Extract provided.
For some good arguing for the sake of it:


Thursday, December 20, 2007

Accidentally On Purpose

So, there I was attempting to actually use computer code without supervision and -- instead of saving my template -- I changed it. Then, I thought the new template looked pretty good. Giddy with power, I was able to add a picture to the header.

Now ReefBayView has a different look...until the next time I try to use the complicated machinery, as Natasha would say.

Wednesday, December 19, 2007

All I Want For Christmas...

Is a beach.  Yup, that's right.  A beach.  And not a wintry, let's play football amongst the snowdrifts on some New England beach like we are all living in a J. Crew add. I want to trade in my boots for some flip flops.  I want palm trees and sand.  I want a Christmas that requires at least a 35 spf.

These days, I might seem to be in the traditional Christmas spirit.  Sure, I'm doing the usual.  I'm stringing lights, breaking out the Santa candles and the reindeer yard art, and crumbling up regifted fruit cakes for bird feed.  But deep down, I'm yearning to be someplace MUCH closer to the equator.  I'm dreaming of a sky blue Christmas, one where I can divide my time equally between the sand and the snorkel mask. 

 

I blame my husband for this, of course. Until the man DRAGGED me off to Hawaii one year for Christmas, I was fine with the usual head cold and mistletoe holiday. I'd grown up saying things like "I couldn't live without the change in seasons" and "It must be SO SAD to not have a white Christmas." Now I know that those are just the platitudes we tell ourselves in these temperate latitudes. For me, Christmas changed forever on December 25, 1995 on a remote beach at the far end of Maui.

Some men search for the nice golf course on vacation; my husband works down the list of the top nude beaches. Given my semi-Catholic upbringing, this was one of those marital issues that had worked itself out over time, through a process of professional counseling and collective bargaining. Thus, on that Christmas day, it didn't seem odd to me that I found myself hiking down a steep cliff overlooking the Pacific toward a lovely, protected cove where about a dozen people divided themselves between snorkeling and caroling -- au natural. After a few anxious greetings of "Mele Kalikimaka" (Hawaiian for "Happy Christmas"), I joined my husband as a merry, nudie snorkeler. We snorkeled amongst the schools of yellow and blue tangs and other fish so colorful that they made the tree at Rockefeller Center look subdued. We picnicked and napped. And I'm proud to say that -- through the judicious use of sunscreen -- not a part of me glowed like a Christmas tree that night.

Exercise.
Can you update the blog excerpt, starting with "Thursday, December 20, 2007" and going on through "least a 35 spf.", so that "flip flops" becomes "sandals"? The lines after this point have nothing to do with the blog excerpt.

Data lines.
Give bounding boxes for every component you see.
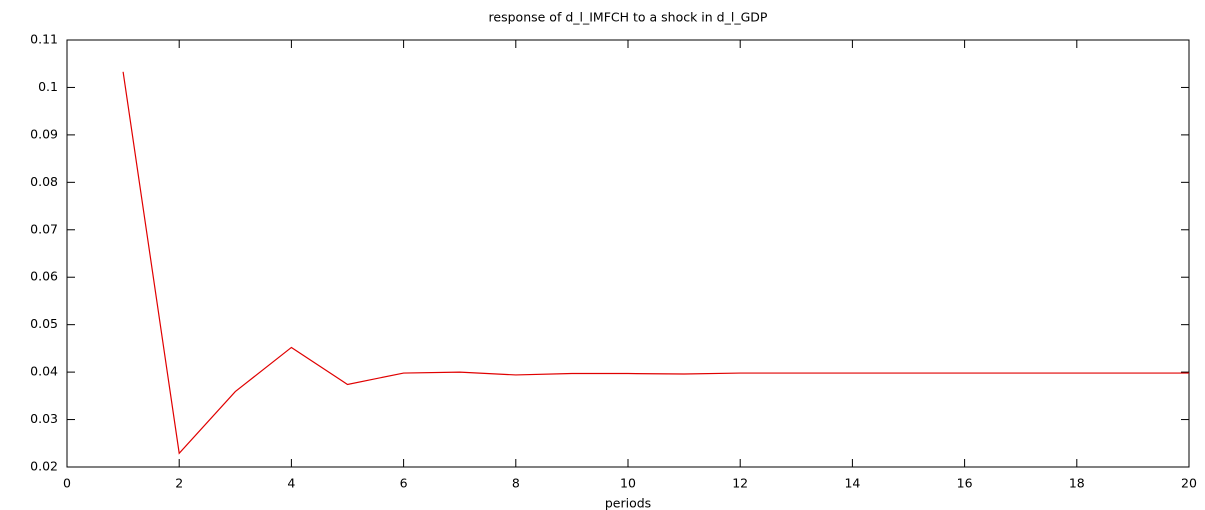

Reply to the exercise.
Thursday, December 20, 2007

Accidentally On Purpose

So, there I was attempting to actually use computer code without supervision and -- instead of saving my template -- I changed it. Then, I thought the new template looked pretty good. Giddy with power, I was able to add a picture to the header.

Now ReefBayView has a different look...until the next time I try to use the complicated machinery, as Natasha would say.

Wednesday, December 19, 2007

All I Want For Christmas...

Is a beach.  Yup, that's right.  A beach.  And not a wintry, let's play football amongst the snowdrifts on some New England beach like we are all living in a J. Crew add. I want to trade in my boots for some sandals.  I want palm trees and sand.  I want a Christmas that requires at least a 35 spf.